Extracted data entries
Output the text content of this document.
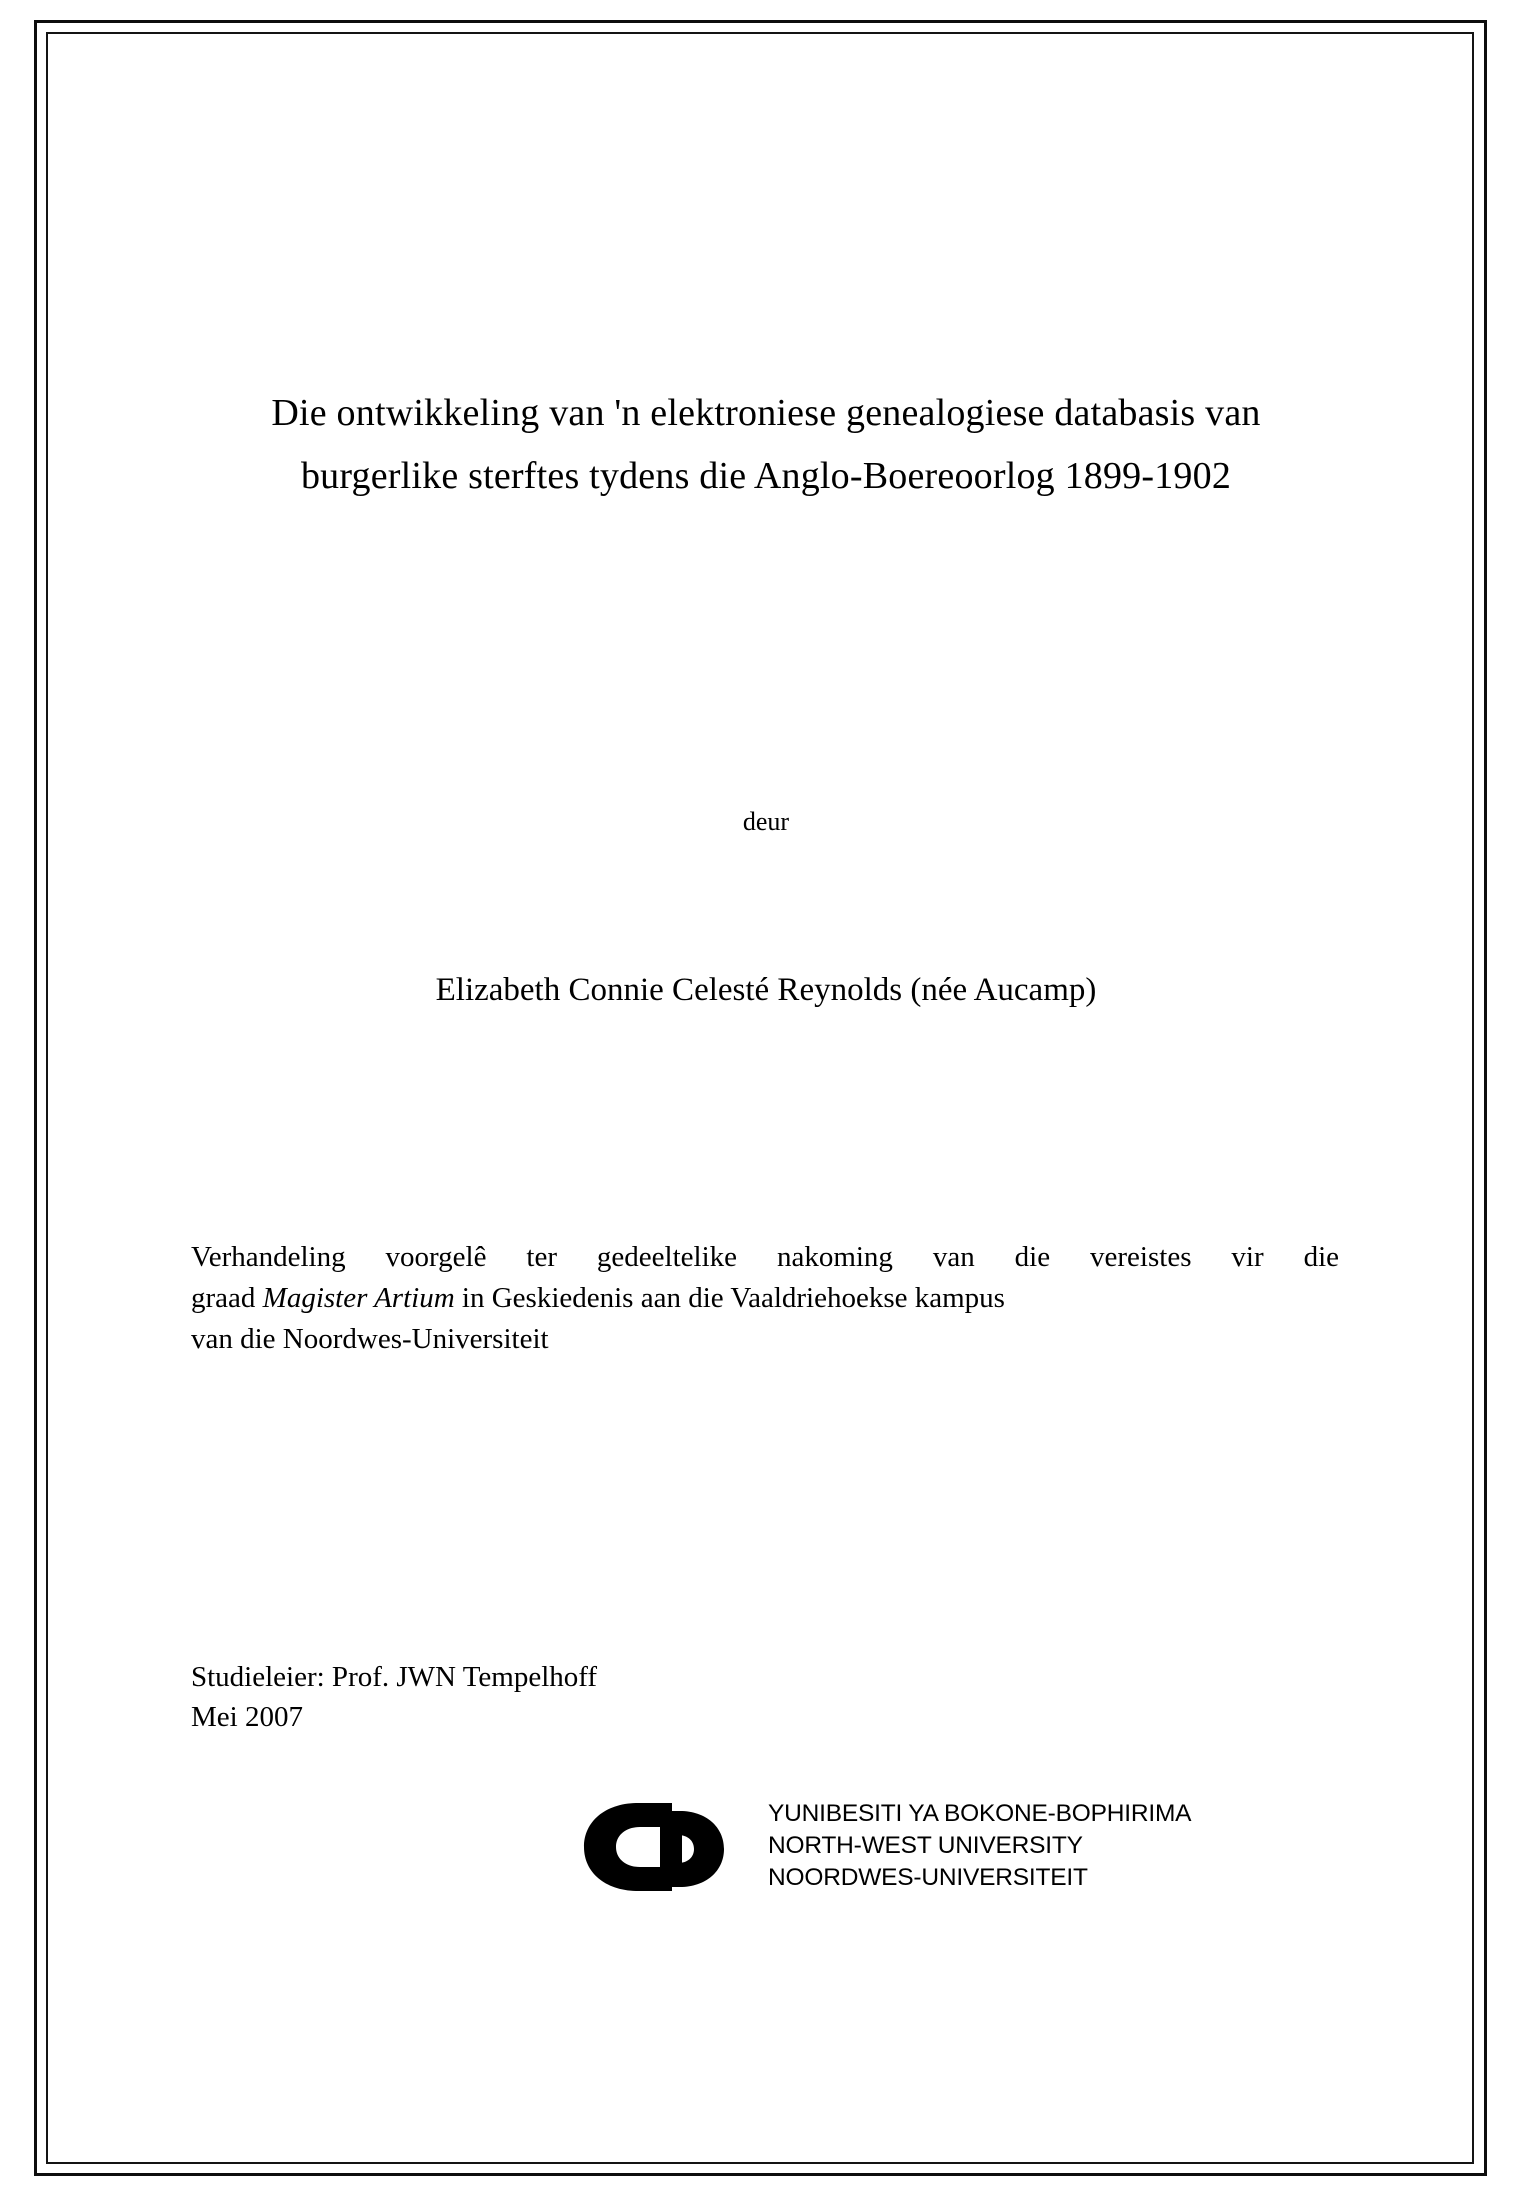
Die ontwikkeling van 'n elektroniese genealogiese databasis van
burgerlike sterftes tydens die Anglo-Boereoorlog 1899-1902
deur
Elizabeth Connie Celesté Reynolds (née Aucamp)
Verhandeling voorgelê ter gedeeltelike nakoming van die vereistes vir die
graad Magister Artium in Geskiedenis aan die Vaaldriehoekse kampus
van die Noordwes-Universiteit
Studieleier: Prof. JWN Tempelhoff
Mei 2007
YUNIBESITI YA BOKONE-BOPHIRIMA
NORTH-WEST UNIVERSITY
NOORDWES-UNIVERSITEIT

> [REQUIREMENT]
Skip the pictures and print each record exactly as it stands.

> [WRITTEN SOLUTION]
Output the text content of this document.
Die ontwikkeling van 'n elektroniese genealogiese databasis van
burgerlike sterftes tydens die Anglo-Boereoorlog 1899-1902
deur
Elizabeth Connie Celesté Reynolds (née Aucamp)
Verhandeling voorgelê ter gedeeltelike nakoming van die vereistes vir die
graad Magister Artium in Geskiedenis aan die Vaaldriehoekse kampus
van die Noordwes-Universiteit
Studieleier: Prof. JWN Tempelhoff
Mei 2007
YUNIBESITI YA BOKONE-BOPHIRIMA
NORTH-WEST UNIVERSITY
NOORDWES-UNIVERSITEIT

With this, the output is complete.